> _TASK_: Without including any images, repeat the data exactly.

□ □ □

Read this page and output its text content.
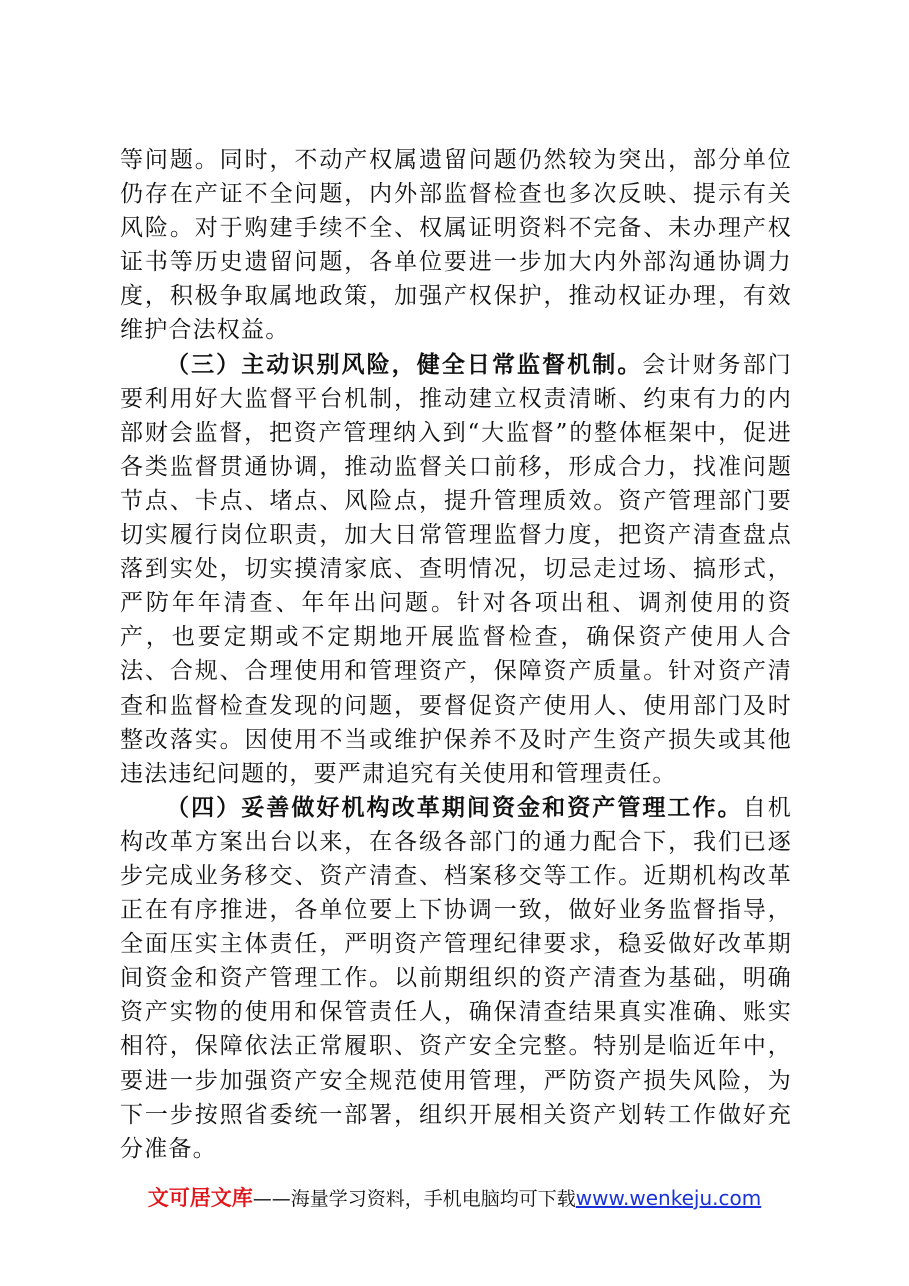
等问题。同时，不动产权属遗留问题仍然较为突出，部分单位仍存在产证不全问题，内外部监督检查也多次反映、提示有关风险。对于购建手续不全、权属证明资料不完备、未办理产权证书等历史遗留问题，各单位要进一步加大内外部沟通协调力度，积极争取属地政策，加强产权保护，推动权证办理，有效维护合法权益。

（三）主动识别风险，健全日常监督机制。会计财务部门要利用好大监督平台机制，推动建立权责清晰、约束有力的内部财会监督，把资产管理纳入到“大监督”的整体框架中，促进各类监督贯通协调，推动监督关口前移，形成合力，找准问题节点、卡点、堵点、风险点，提升管理质效。资产管理部门要切实履行岗位职责，加大日常管理监督力度，把资产清查盘点落到实处，切实摸清家底、查明情况，切忌走过场、搞形式，严防年年清查、年年出问题。针对各项出租、调剂使用的资产，也要定期或不定期地开展监督检查，确保资产使用人合法、合规、合理使用和管理资产，保障资产质量。针对资产清查和监督检查发现的问题，要督促资产使用人、使用部门及时整改落实。因使用不当或维护保养不及时产生资产损失或其他违法违纪问题的，要严肃追究有关使用和管理责任。

（四）妥善做好机构改革期间资金和资产管理工作。自机构改革方案出台以来，在各级各部门的通力配合下，我们已逐步完成业务移交、资产清查、档案移交等工作。近期机构改革正在有序推进，各单位要上下协调一致，做好业务监督指导，全面压实主体责任，严明资产管理纪律要求，稳妥做好改革期间资金和资产管理工作。以前期组织的资产清查为基础，明确资产实物的使用和保管责任人，确保清查结果真实准确、账实相符，保障依法正常履职、资产安全完整。特别是临近年中，要进一步加强资产安全规范使用管理，严防资产损失风险，为下一步按照省委统一部署，组织开展相关资产划转工作做好充分准备。

文可居文库——海量学习资料，手机电脑均可下载www.wenkeju.com
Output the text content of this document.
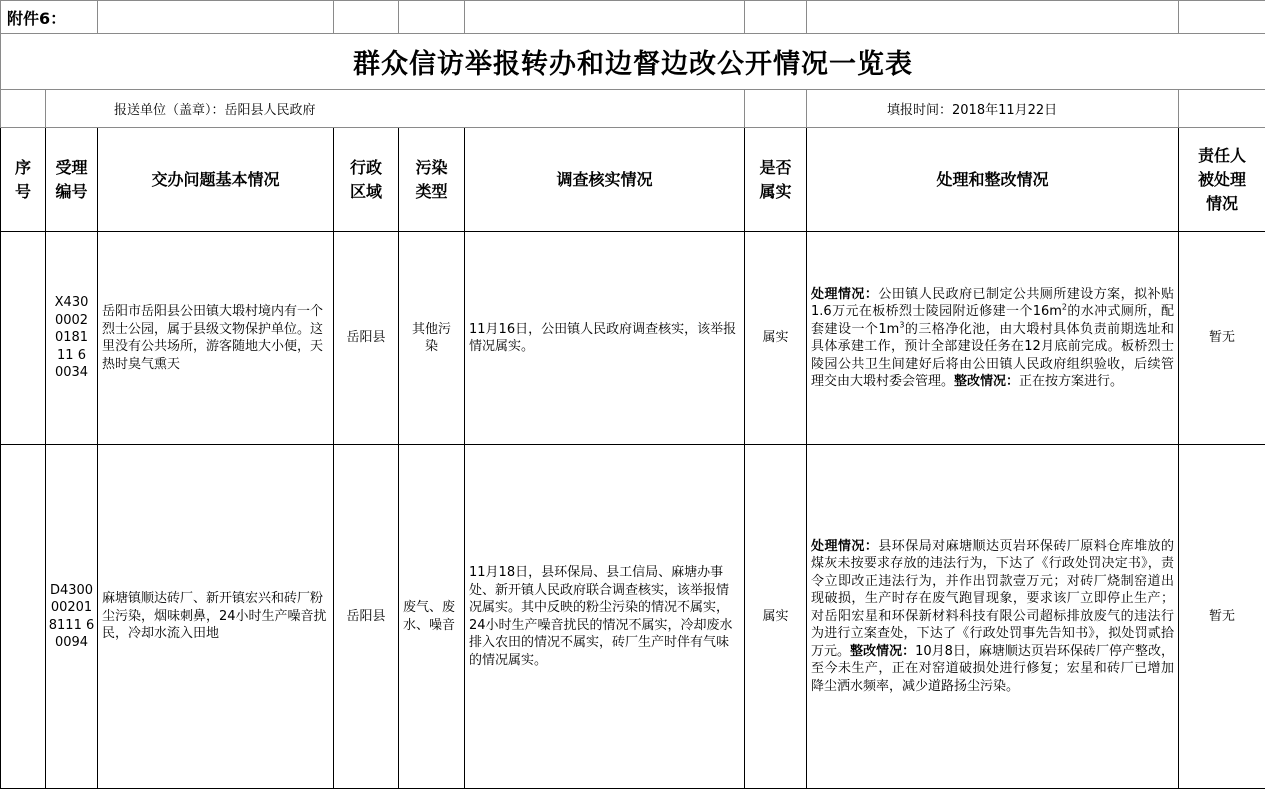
附件6：								
群众信访举报转办和边督边改公开情况一览表								
	报送单位（盖章）：岳阳县人民政府						填报时间：2018年11月22日	
序号	受理编号	交办问题基本情况	行政区域	污染类型	调查核实情况	是否属实	处理和整改情况	责任人被处理情况
	X4300002018111 60034	岳阳市岳阳县公田镇大塅村境内有一个烈士公园，属于县级文物保护单位。这里没有公共场所，游客随地大小便，天热时臭气熏天	岳阳县	其他污染	11月16日，公田镇人民政府调查核实，该举报情况属实。	属实	处理情况：公田镇人民政府已制定公共厕所建设方案，拟补贴1.6万元在板桥烈士陵园附近修建一个$16m^2$的水冲式厕所，配套建设一个$1m^3$的三格净化池，由大塅村具体负责前期选址和具体承建工作，预计全部建设任务在12月底前完成。板桥烈士陵园公共卫生间建好后将由公田镇人民政府组织验收，后续管理交由大塅村委会管理。整改情况：正在按方案进行。	暂无
	D4300002018111 60094	麻塘镇顺达砖厂、新开镇宏兴和砖厂粉尘污染，烟味刺鼻，24小时生产噪音扰民，冷却水流入田地	岳阳县	废气、废水、噪音	11月18日，县环保局、县工信局、麻塘办事处、新开镇人民政府联合调查核实，该举报情况属实。其中反映的粉尘污染的情况不属实，24小时生产噪音扰民的情况不属实，冷却废水排入农田的情况不属实，砖厂生产时伴有气味的情况属实。	属实	处理情况：县环保局对麻塘顺达页岩环保砖厂原料仓库堆放的煤灰未按要求存放的违法行为，下达了《行政处罚决定书》，责令立即改正违法行为，并作出罚款壹万元；对砖厂烧制窑道出现破损，生产时存在废气跑冒现象，要求该厂立即停止生产；对岳阳宏星和环保新材料科技有限公司超标排放废气的违法行为进行立案查处，下达了《行政处罚事先告知书》，拟处罚贰拾万元。整改情况：10月8日，麻塘顺达页岩环保砖厂停产整改，至今未生产，正在对窑道破损处进行修复；宏星和砖厂已增加降尘洒水频率，减少道路扬尘污染。	暂无
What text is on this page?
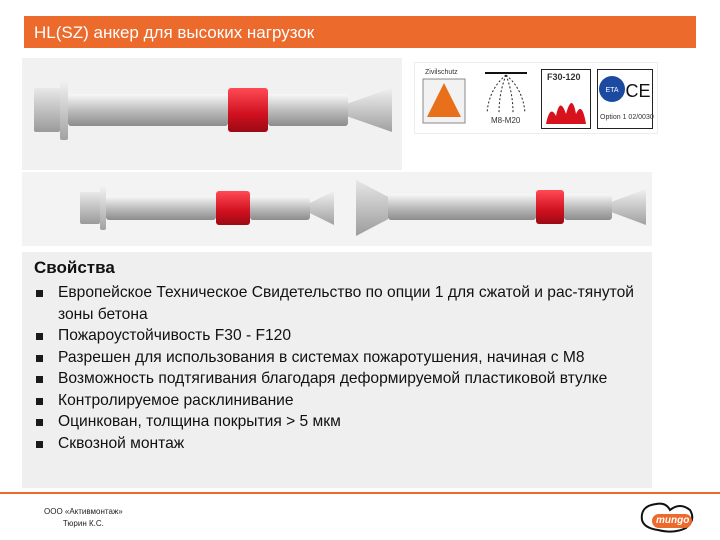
HL(SZ) анкер для высоких нагрузок
Zivilschutz
M8-M20
F30-120
ETA CE
Option 1 02/0030
Свойства
Европейское Техническое Свидетельство по опции 1 для сжатой и рас-тянутой зоны бетона
Пожароустойчивость F30 - F120
Разрешен для использования в системах пожаротушения, начиная с М8
Возможность подтягивания благодаря деформируемой пластиковой втулке
Контролируемое расклинивание
Оцинкован, толщина покрытия > 5 мкм
Сквозной монтаж
ООО «Активмонтаж»
Тюрин К.С.	mungo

□ □ □

> _THE OUTPUT_:
Read this page and output its text content.
等问题。同时，不动产权属遗留问题仍然较为突出，部分单位仍存在产证不全问题，内外部监督检查也多次反映、提示有关风险。对于购建手续不全、权属证明资料不完备、未办理产权证书等历史遗留问题，各单位要进一步加大内外部沟通协调力度，积极争取属地政策，加强产权保护，推动权证办理，有效维护合法权益。

（三）主动识别风险，健全日常监督机制。会计财务部门要利用好大监督平台机制，推动建立权责清晰、约束有力的内部财会监督，把资产管理纳入到“大监督”的整体框架中，促进各类监督贯通协调，推动监督关口前移，形成合力，找准问题节点、卡点、堵点、风险点，提升管理质效。资产管理部门要切实履行岗位职责，加大日常管理监督力度，把资产清查盘点落到实处，切实摸清家底、查明情况，切忌走过场、搞形式，严防年年清查、年年出问题。针对各项出租、调剂使用的资产，也要定期或不定期地开展监督检查，确保资产使用人合法、合规、合理使用和管理资产，保障资产质量。针对资产清查和监督检查发现的问题，要督促资产使用人、使用部门及时整改落实。因使用不当或维护保养不及时产生资产损失或其他违法违纪问题的，要严肃追究有关使用和管理责任。

（四）妥善做好机构改革期间资金和资产管理工作。自机构改革方案出台以来，在各级各部门的通力配合下，我们已逐步完成业务移交、资产清查、档案移交等工作。近期机构改革正在有序推进，各单位要上下协调一致，做好业务监督指导，全面压实主体责任，严明资产管理纪律要求，稳妥做好改革期间资金和资产管理工作。以前期组织的资产清查为基础，明确资产实物的使用和保管责任人，确保清查结果真实准确、账实相符，保障依法正常履职、资产安全完整。特别是临近年中，要进一步加强资产安全规范使用管理，严防资产损失风险，为下一步按照省委统一部署，组织开展相关资产划转工作做好充分准备。

文可居文库——海量学习资料，手机电脑均可下载www.wenkeju.com
Output the text content of this document.
附件6：								
群众信访举报转办和边督边改公开情况一览表								
	报送单位（盖章）：岳阳县人民政府						填报时间：2018年11月22日	
序号	受理编号	交办问题基本情况	行政区域	污染类型	调查核实情况	是否属实	处理和整改情况	责任人被处理情况
	X4300002018111 60034	岳阳市岳阳县公田镇大塅村境内有一个烈士公园，属于县级文物保护单位。这里没有公共场所，游客随地大小便，天热时臭气熏天	岳阳县	其他污染	11月16日，公田镇人民政府调查核实，该举报情况属实。	属实	处理情况：公田镇人民政府已制定公共厕所建设方案，拟补贴1.6万元在板桥烈士陵园附近修建一个$16m^2$的水冲式厕所，配套建设一个$1m^3$的三格净化池，由大塅村具体负责前期选址和具体承建工作，预计全部建设任务在12月底前完成。板桥烈士陵园公共卫生间建好后将由公田镇人民政府组织验收，后续管理交由大塅村委会管理。整改情况：正在按方案进行。	暂无
	D4300002018111 60094	麻塘镇顺达砖厂、新开镇宏兴和砖厂粉尘污染，烟味刺鼻，24小时生产噪音扰民，冷却水流入田地	岳阳县	废气、废水、噪音	11月18日，县环保局、县工信局、麻塘办事处、新开镇人民政府联合调查核实，该举报情况属实。其中反映的粉尘污染的情况不属实，24小时生产噪音扰民的情况不属实，冷却废水排入农田的情况不属实，砖厂生产时伴有气味的情况属实。	属实	处理情况：县环保局对麻塘顺达页岩环保砖厂原料仓库堆放的煤灰未按要求存放的违法行为，下达了《行政处罚决定书》，责令立即改正违法行为，并作出罚款壹万元；对砖厂烧制窑道出现破损，生产时存在废气跑冒现象，要求该厂立即停止生产；对岳阳宏星和环保新材料科技有限公司超标排放废气的违法行为进行立案查处，下达了《行政处罚事先告知书》，拟处罚贰拾万元。整改情况：10月8日，麻塘顺达页岩环保砖厂停产整改，至今未生产，正在对窑道破损处进行修复；宏星和砖厂已增加降尘洒水频率，减少道路扬尘污染。	暂无
What text is on this page?
HL(SZ) анкер для высоких нагрузок
Zivilschutz
M8-M20
F30-120
ETA CE
Option 1 02/0030
Свойства
Европейское Техническое Свидетельство по опции 1 для сжатой и рас-тянутой зоны бетона
Пожароустойчивость F30 - F120
Разрешен для использования в системах пожаротушения, начиная с М8
Возможность подтягивания благодаря деформируемой пластиковой втулке
Контролируемое расклинивание
Оцинкован, толщина покрытия > 5 мкм
Сквозной монтаж
ООО «Активмонтаж»
Тюрин К.С.	mungo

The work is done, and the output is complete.